DOCUMENT EXCERPT:
*** Block opens ***
It's hard to beat stellar earnings as proof of a technology's business value, and Red Hat provided that for Linux with its Q4 report last week.
Adding further fuel to the celebratory open source fires over the past few days, however, have been several batches of awards recognising the global impact of various free software projects and contributors.
Internet freedom for Egyptians
Last Tuesday, for example, the Free Software Foundation announced the winners of its two awards for 2010. The first of those, dubbed the Award for Projects of Social Benefit, is given each year to a project "that intentionally and significantly benefits society through collaboration to accomplish an important social task," in the FSF's own words.
This year, that award went to the Tor Project, a free software project that has enabled roughly 36 million people around the world to maintain their freedom and anonymity on the Internet. The Tor Project has proved pivotal in dissident movements in both Iran and Egypt, the FSF says.
Previous winners of the Award for Projects of Social Benefit have been the Internet Archive, Creative Commons, Groklaw and Wikipedia.
The Award for the Advancement of Free Software is the other award the FSF gives out each year, and it goes to an individual who has made a great contribution to the progress and development of free software. This year, the award went to Rob Savoye, founder and CTO of Open Media Now and a longtime hacker who has worked on GNU and other free software for more than 20 years.
Savoye has contributed to dozens of projects including GCC, GDB, DejaGnu, Newlib, Libgloss, Cygwin, eCos, Expect, multiple major GNU/Linux distributions, and One Laptop Per Child. He has also led the effort to produce the free software Flash player called Gnash.
'Swiss Army knife of the 21st century'
Across the Atlantic, meanwhile, the open source Apache Hadoop project took the top prize at this year's MediaGuardian Innovation Awards.
*** Block closes ***
EXTRACTED ENTRIES:
*** Block opens ***
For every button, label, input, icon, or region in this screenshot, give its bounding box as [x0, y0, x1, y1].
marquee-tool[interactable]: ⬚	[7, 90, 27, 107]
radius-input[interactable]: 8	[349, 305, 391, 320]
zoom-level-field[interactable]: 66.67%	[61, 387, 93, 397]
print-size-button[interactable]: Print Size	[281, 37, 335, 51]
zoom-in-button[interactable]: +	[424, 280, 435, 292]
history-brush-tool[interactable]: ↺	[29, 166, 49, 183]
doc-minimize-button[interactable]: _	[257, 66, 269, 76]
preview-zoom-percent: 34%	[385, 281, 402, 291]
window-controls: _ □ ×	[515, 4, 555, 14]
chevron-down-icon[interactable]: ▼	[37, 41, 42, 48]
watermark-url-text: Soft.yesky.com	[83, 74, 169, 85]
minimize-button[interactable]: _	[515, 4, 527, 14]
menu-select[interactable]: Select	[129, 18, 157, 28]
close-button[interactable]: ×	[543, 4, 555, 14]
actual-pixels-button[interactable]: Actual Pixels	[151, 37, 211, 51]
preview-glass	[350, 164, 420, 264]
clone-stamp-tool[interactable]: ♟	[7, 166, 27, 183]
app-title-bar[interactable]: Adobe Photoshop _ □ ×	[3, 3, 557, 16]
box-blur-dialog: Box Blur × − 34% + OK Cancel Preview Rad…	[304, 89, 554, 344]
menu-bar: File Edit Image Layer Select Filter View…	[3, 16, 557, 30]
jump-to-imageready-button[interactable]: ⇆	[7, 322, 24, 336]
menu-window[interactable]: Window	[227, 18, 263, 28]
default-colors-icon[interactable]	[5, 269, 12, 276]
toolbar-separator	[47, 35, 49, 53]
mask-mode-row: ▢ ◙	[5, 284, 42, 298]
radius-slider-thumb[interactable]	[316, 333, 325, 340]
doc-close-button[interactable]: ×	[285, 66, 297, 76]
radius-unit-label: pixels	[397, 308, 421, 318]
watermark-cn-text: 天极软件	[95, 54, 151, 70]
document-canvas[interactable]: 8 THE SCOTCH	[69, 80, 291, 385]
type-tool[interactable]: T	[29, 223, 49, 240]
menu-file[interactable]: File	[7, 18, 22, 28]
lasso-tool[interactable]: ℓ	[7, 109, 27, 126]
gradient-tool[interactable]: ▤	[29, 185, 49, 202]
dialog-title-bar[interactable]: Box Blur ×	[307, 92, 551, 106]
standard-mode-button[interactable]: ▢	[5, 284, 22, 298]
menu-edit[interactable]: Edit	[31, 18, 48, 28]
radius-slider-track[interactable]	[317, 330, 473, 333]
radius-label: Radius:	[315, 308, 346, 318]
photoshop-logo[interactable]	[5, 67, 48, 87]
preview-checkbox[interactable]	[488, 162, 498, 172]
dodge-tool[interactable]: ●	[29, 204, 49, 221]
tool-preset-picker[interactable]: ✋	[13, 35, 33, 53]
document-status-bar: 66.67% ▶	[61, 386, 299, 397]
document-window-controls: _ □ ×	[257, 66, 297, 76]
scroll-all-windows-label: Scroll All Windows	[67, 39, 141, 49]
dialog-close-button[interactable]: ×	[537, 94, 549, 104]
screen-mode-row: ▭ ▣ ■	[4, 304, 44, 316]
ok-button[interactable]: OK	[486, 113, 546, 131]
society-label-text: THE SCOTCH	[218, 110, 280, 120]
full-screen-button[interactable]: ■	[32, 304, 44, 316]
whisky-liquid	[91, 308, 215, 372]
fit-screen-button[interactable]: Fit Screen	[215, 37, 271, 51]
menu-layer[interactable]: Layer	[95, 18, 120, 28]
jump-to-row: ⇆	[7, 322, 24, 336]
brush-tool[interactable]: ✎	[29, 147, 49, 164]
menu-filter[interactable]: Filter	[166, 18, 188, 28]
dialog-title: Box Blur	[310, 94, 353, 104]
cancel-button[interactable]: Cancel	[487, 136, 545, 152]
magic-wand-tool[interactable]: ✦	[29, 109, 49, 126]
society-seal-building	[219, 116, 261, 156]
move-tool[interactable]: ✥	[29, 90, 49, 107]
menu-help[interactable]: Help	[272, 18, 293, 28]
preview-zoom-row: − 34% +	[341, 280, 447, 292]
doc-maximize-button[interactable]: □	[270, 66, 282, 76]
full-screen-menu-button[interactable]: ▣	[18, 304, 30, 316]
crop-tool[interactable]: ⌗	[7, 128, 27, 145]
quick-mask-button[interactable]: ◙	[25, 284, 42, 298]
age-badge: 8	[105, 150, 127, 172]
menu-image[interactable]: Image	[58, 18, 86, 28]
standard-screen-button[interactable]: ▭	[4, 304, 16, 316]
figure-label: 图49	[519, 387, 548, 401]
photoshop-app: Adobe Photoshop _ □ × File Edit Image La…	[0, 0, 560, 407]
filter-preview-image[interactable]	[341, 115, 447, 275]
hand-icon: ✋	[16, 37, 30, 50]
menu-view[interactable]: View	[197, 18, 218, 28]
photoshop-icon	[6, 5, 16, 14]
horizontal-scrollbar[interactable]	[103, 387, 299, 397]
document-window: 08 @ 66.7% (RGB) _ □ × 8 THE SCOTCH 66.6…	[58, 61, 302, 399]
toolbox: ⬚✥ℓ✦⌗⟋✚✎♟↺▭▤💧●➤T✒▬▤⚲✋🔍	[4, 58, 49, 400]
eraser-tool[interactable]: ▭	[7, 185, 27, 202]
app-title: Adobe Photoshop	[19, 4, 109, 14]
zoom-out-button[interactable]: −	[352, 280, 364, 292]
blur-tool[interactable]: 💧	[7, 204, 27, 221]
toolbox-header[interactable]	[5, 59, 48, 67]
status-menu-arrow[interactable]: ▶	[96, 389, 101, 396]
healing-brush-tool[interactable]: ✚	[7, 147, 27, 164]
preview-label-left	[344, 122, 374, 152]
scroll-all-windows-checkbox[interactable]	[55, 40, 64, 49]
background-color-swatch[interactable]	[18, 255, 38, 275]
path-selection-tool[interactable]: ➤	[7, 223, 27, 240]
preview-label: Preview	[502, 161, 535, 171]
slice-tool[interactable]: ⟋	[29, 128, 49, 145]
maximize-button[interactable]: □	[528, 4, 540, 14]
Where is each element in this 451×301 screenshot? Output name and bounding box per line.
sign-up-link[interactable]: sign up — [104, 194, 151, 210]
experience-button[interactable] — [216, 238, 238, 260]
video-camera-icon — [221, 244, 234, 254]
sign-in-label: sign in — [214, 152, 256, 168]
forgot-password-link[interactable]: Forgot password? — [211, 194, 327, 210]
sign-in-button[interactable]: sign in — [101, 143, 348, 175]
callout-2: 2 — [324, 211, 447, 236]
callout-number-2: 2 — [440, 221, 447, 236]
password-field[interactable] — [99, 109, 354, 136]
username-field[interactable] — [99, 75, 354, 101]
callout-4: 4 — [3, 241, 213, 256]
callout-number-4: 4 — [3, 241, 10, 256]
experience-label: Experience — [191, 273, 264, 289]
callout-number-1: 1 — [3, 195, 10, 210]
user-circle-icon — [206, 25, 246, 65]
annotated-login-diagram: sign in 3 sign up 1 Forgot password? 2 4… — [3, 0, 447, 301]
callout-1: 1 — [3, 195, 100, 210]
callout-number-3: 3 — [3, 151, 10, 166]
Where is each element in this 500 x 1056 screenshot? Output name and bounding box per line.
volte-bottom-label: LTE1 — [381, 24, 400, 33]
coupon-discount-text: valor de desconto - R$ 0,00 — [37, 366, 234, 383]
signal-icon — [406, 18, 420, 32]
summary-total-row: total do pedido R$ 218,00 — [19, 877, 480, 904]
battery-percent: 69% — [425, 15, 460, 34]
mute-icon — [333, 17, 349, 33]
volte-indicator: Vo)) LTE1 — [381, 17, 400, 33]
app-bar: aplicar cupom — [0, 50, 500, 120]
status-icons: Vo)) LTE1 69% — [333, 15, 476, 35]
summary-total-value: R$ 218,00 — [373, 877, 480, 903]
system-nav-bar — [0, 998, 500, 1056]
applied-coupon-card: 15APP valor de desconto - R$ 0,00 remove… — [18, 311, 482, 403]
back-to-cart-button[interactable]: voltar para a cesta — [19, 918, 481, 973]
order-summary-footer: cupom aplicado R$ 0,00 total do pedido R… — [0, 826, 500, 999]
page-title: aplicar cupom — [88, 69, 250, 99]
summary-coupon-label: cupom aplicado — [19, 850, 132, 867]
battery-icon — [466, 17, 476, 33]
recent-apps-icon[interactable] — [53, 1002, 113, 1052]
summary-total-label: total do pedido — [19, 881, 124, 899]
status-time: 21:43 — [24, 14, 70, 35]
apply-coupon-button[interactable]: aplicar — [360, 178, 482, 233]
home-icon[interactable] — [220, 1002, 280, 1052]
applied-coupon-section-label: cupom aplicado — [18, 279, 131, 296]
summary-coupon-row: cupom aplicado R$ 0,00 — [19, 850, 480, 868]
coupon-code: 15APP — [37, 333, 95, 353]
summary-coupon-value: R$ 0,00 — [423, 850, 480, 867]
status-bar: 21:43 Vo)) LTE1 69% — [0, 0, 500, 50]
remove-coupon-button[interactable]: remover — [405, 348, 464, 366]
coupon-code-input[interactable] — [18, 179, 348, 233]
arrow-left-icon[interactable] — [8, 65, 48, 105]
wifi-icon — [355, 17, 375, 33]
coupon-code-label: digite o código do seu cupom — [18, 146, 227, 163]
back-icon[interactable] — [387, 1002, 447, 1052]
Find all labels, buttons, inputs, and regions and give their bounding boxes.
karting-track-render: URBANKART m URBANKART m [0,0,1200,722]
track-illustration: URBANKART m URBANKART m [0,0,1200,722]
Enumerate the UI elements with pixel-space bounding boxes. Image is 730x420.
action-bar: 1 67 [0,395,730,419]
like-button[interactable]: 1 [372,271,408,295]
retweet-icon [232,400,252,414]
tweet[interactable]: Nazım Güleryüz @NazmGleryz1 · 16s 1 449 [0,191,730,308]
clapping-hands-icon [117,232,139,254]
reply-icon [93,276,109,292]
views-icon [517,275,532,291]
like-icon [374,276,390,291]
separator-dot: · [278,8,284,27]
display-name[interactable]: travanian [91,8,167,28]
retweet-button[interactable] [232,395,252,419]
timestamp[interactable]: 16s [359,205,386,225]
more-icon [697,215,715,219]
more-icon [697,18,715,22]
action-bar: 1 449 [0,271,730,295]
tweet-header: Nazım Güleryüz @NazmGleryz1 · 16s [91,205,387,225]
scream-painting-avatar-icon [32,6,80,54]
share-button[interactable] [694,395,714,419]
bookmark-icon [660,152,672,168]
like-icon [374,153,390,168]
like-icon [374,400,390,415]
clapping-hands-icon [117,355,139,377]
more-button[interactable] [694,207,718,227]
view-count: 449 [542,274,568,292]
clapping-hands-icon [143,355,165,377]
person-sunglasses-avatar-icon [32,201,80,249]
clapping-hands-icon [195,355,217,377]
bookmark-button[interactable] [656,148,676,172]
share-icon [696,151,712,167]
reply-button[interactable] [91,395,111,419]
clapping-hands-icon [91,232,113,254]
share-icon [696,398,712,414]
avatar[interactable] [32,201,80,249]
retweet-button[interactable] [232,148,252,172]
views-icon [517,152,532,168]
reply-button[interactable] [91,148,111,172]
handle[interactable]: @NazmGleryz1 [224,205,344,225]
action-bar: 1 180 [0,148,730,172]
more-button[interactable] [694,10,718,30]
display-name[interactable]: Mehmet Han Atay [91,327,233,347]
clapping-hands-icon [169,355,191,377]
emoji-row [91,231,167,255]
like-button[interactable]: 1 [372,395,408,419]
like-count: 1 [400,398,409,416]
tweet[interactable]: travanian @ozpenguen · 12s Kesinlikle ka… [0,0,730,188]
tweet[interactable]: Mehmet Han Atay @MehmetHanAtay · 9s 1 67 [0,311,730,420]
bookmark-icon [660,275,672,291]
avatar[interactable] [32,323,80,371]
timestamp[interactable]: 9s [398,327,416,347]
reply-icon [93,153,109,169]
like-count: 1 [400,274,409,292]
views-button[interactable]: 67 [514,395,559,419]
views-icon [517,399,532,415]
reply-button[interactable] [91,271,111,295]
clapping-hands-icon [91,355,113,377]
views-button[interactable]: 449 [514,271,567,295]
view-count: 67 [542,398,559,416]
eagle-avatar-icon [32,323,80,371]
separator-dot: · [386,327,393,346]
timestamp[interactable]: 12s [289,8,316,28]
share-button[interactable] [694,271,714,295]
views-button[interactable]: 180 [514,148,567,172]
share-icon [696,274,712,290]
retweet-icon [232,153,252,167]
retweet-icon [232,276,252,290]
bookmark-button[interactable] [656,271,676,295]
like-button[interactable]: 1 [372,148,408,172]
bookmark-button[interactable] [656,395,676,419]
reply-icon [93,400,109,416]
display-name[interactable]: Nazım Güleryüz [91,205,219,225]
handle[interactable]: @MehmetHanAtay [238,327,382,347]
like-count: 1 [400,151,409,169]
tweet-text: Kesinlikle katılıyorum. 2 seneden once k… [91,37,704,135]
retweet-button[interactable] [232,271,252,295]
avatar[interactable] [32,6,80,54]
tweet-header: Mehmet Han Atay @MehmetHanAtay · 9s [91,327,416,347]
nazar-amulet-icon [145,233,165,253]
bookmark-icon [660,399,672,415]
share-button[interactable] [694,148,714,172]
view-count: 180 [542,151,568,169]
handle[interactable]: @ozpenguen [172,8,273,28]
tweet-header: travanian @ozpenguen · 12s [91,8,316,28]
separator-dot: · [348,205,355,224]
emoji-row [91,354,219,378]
*** Block closes ***
Render this sentence from the article on free software awards in Spanish: "Previous winners of the Award for Projects of Social Benefit have been the Internet Archive, Creative Commons, Groklaw and Wikipedia."

Los anteriores ganadores del Premio a Proyectos de Beneficio Social han sido Internet Archive, Creative Commons, Groklaw y Wikipedia.